_WHAT NEEDS TO BE DONE_
The records that follow must be reproduced in full, exactly as written.

_RECORDS FOR THIS TASK_
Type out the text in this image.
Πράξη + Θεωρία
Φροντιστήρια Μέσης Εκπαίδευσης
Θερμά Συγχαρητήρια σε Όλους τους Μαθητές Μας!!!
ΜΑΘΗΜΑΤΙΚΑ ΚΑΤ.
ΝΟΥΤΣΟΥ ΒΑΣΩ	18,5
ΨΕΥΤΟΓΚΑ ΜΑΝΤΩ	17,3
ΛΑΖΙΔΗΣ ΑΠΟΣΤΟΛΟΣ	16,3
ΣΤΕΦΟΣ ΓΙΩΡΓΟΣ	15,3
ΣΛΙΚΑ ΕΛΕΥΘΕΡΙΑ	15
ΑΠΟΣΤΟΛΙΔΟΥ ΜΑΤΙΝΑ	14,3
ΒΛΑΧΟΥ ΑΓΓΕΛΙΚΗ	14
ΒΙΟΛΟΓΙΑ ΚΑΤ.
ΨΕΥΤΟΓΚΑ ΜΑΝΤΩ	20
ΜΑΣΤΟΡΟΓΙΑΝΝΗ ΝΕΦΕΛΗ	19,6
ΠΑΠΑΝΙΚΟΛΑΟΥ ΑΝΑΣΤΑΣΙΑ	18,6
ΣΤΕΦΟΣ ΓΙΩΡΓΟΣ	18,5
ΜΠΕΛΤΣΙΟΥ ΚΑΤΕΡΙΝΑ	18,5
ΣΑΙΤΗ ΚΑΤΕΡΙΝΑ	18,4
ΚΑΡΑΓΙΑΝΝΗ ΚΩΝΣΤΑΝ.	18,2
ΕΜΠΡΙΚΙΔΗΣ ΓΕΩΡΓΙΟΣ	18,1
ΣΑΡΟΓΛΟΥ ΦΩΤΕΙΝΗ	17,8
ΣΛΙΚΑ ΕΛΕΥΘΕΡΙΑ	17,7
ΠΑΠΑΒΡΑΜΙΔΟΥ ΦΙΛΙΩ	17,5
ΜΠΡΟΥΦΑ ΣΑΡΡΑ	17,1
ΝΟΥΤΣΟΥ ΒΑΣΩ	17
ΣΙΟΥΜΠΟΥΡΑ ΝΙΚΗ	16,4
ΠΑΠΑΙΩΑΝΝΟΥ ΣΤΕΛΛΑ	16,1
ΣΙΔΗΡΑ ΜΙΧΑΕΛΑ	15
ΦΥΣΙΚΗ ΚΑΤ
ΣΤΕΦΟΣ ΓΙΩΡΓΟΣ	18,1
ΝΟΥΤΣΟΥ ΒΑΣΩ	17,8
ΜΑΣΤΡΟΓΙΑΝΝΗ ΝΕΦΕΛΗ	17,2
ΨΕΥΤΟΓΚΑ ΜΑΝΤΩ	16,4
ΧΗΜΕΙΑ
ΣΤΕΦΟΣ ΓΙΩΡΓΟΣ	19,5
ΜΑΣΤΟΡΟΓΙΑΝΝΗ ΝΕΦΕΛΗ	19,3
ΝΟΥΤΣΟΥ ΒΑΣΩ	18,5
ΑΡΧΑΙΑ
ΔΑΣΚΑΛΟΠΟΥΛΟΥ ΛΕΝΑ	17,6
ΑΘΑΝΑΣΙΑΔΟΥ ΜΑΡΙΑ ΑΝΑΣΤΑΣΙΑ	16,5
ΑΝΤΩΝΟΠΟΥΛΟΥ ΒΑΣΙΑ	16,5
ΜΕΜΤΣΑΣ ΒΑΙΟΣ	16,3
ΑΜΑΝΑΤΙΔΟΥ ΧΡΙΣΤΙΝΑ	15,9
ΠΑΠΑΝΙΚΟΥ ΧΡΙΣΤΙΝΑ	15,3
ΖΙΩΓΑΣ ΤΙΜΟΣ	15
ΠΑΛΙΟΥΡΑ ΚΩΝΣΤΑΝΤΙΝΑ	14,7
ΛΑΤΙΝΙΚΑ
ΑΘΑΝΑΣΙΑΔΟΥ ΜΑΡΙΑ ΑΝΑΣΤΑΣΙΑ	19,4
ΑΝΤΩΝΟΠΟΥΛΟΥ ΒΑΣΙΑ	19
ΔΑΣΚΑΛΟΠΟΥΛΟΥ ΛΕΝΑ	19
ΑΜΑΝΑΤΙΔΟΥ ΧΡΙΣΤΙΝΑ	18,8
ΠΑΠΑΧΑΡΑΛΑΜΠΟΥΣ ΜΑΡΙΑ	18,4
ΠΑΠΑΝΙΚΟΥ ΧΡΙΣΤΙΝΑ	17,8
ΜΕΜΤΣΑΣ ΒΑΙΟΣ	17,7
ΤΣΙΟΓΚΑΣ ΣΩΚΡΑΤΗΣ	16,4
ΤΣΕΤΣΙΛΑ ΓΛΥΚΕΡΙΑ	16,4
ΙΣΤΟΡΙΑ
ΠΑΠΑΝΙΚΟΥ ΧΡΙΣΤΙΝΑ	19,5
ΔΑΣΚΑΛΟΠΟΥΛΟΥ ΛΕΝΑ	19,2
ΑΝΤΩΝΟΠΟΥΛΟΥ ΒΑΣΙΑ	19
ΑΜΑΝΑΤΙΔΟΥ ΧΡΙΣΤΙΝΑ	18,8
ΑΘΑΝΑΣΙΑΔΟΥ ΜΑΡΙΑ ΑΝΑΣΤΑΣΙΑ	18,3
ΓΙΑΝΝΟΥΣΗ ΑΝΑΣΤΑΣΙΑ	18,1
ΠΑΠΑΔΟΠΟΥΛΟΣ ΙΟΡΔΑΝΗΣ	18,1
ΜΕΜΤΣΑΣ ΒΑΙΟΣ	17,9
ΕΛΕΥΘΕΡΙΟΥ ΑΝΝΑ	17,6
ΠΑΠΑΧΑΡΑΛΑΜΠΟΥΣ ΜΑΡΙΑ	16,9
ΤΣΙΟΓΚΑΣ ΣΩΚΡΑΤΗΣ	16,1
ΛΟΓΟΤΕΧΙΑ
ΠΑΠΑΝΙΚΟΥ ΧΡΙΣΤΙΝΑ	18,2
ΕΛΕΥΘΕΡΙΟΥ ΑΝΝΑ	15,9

_TASK RESPONSE_
Type out the text in this image.
Πράξη + Θεωρία
Φροντιστήρια Μέσης Εκπαίδευσης
Θερμά Συγχαρητήρια σε Όλους τους Μαθητές Μας!!!
ΜΑΘΗΜΑΤΙΚΑ ΚΑΤ.
ΝΟΥΤΣΟΥ ΒΑΣΩ	18,5
ΨΕΥΤΟΓΚΑ ΜΑΝΤΩ	17,3
ΛΑΖΙΔΗΣ ΑΠΟΣΤΟΛΟΣ	16,3
ΣΤΕΦΟΣ ΓΙΩΡΓΟΣ	15,3
ΣΛΙΚΑ ΕΛΕΥΘΕΡΙΑ	15
ΑΠΟΣΤΟΛΙΔΟΥ ΜΑΤΙΝΑ	14,3
ΒΛΑΧΟΥ ΑΓΓΕΛΙΚΗ	14
ΒΙΟΛΟΓΙΑ ΚΑΤ.
ΨΕΥΤΟΓΚΑ ΜΑΝΤΩ	20
ΜΑΣΤΟΡΟΓΙΑΝΝΗ ΝΕΦΕΛΗ	19,6
ΠΑΠΑΝΙΚΟΛΑΟΥ ΑΝΑΣΤΑΣΙΑ	18,6
ΣΤΕΦΟΣ ΓΙΩΡΓΟΣ	18,5
ΜΠΕΛΤΣΙΟΥ ΚΑΤΕΡΙΝΑ	18,5
ΣΑΙΤΗ ΚΑΤΕΡΙΝΑ	18,4
ΚΑΡΑΓΙΑΝΝΗ ΚΩΝΣΤΑΝ.	18,2
ΕΜΠΡΙΚΙΔΗΣ ΓΕΩΡΓΙΟΣ	18,1
ΣΑΡΟΓΛΟΥ ΦΩΤΕΙΝΗ	17,8
ΣΛΙΚΑ ΕΛΕΥΘΕΡΙΑ	17,7
ΠΑΠΑΒΡΑΜΙΔΟΥ ΦΙΛΙΩ	17,5
ΜΠΡΟΥΦΑ ΣΑΡΡΑ	17,1
ΝΟΥΤΣΟΥ ΒΑΣΩ	17
ΣΙΟΥΜΠΟΥΡΑ ΝΙΚΗ	16,4
ΠΑΠΑΙΩΑΝΝΟΥ ΣΤΕΛΛΑ	16,1
ΣΙΔΗΡΑ ΜΙΧΑΕΛΑ	15
ΦΥΣΙΚΗ ΚΑΤ
ΣΤΕΦΟΣ ΓΙΩΡΓΟΣ	18,1
ΝΟΥΤΣΟΥ ΒΑΣΩ	17,8
ΜΑΣΤΡΟΓΙΑΝΝΗ ΝΕΦΕΛΗ	17,2
ΨΕΥΤΟΓΚΑ ΜΑΝΤΩ	16,4
ΧΗΜΕΙΑ
ΣΤΕΦΟΣ ΓΙΩΡΓΟΣ	19,5
ΜΑΣΤΟΡΟΓΙΑΝΝΗ ΝΕΦΕΛΗ	19,3
ΝΟΥΤΣΟΥ ΒΑΣΩ	18,5
ΑΡΧΑΙΑ
ΔΑΣΚΑΛΟΠΟΥΛΟΥ ΛΕΝΑ	17,6
ΑΘΑΝΑΣΙΑΔΟΥ ΜΑΡΙΑ ΑΝΑΣΤΑΣΙΑ	16,5
ΑΝΤΩΝΟΠΟΥΛΟΥ ΒΑΣΙΑ	16,5
ΜΕΜΤΣΑΣ ΒΑΙΟΣ	16,3
ΑΜΑΝΑΤΙΔΟΥ ΧΡΙΣΤΙΝΑ	15,9
ΠΑΠΑΝΙΚΟΥ ΧΡΙΣΤΙΝΑ	15,3
ΖΙΩΓΑΣ ΤΙΜΟΣ	15
ΠΑΛΙΟΥΡΑ ΚΩΝΣΤΑΝΤΙΝΑ	14,7
ΛΑΤΙΝΙΚΑ
ΑΘΑΝΑΣΙΑΔΟΥ ΜΑΡΙΑ ΑΝΑΣΤΑΣΙΑ	19,4
ΑΝΤΩΝΟΠΟΥΛΟΥ ΒΑΣΙΑ	19
ΔΑΣΚΑΛΟΠΟΥΛΟΥ ΛΕΝΑ	19
ΑΜΑΝΑΤΙΔΟΥ ΧΡΙΣΤΙΝΑ	18,8
ΠΑΠΑΧΑΡΑΛΑΜΠΟΥΣ ΜΑΡΙΑ	18,4
ΠΑΠΑΝΙΚΟΥ ΧΡΙΣΤΙΝΑ	17,8
ΜΕΜΤΣΑΣ ΒΑΙΟΣ	17,7
ΤΣΙΟΓΚΑΣ ΣΩΚΡΑΤΗΣ	16,4
ΤΣΕΤΣΙΛΑ ΓΛΥΚΕΡΙΑ	16,4
ΙΣΤΟΡΙΑ
ΠΑΠΑΝΙΚΟΥ ΧΡΙΣΤΙΝΑ	19,5
ΔΑΣΚΑΛΟΠΟΥΛΟΥ ΛΕΝΑ	19,2
ΑΝΤΩΝΟΠΟΥΛΟΥ ΒΑΣΙΑ	19
ΑΜΑΝΑΤΙΔΟΥ ΧΡΙΣΤΙΝΑ	18,8
ΑΘΑΝΑΣΙΑΔΟΥ ΜΑΡΙΑ ΑΝΑΣΤΑΣΙΑ	18,3
ΓΙΑΝΝΟΥΣΗ ΑΝΑΣΤΑΣΙΑ	18,1
ΠΑΠΑΔΟΠΟΥΛΟΣ ΙΟΡΔΑΝΗΣ	18,1
ΜΕΜΤΣΑΣ ΒΑΙΟΣ	17,9
ΕΛΕΥΘΕΡΙΟΥ ΑΝΝΑ	17,6
ΠΑΠΑΧΑΡΑΛΑΜΠΟΥΣ ΜΑΡΙΑ	16,9
ΤΣΙΟΓΚΑΣ ΣΩΚΡΑΤΗΣ	16,1
ΛΟΓΟΤΕΧΙΑ
ΠΑΠΑΝΙΚΟΥ ΧΡΙΣΤΙΝΑ	18,2
ΕΛΕΥΘΕΡΙΟΥ ΑΝΝΑ	15,9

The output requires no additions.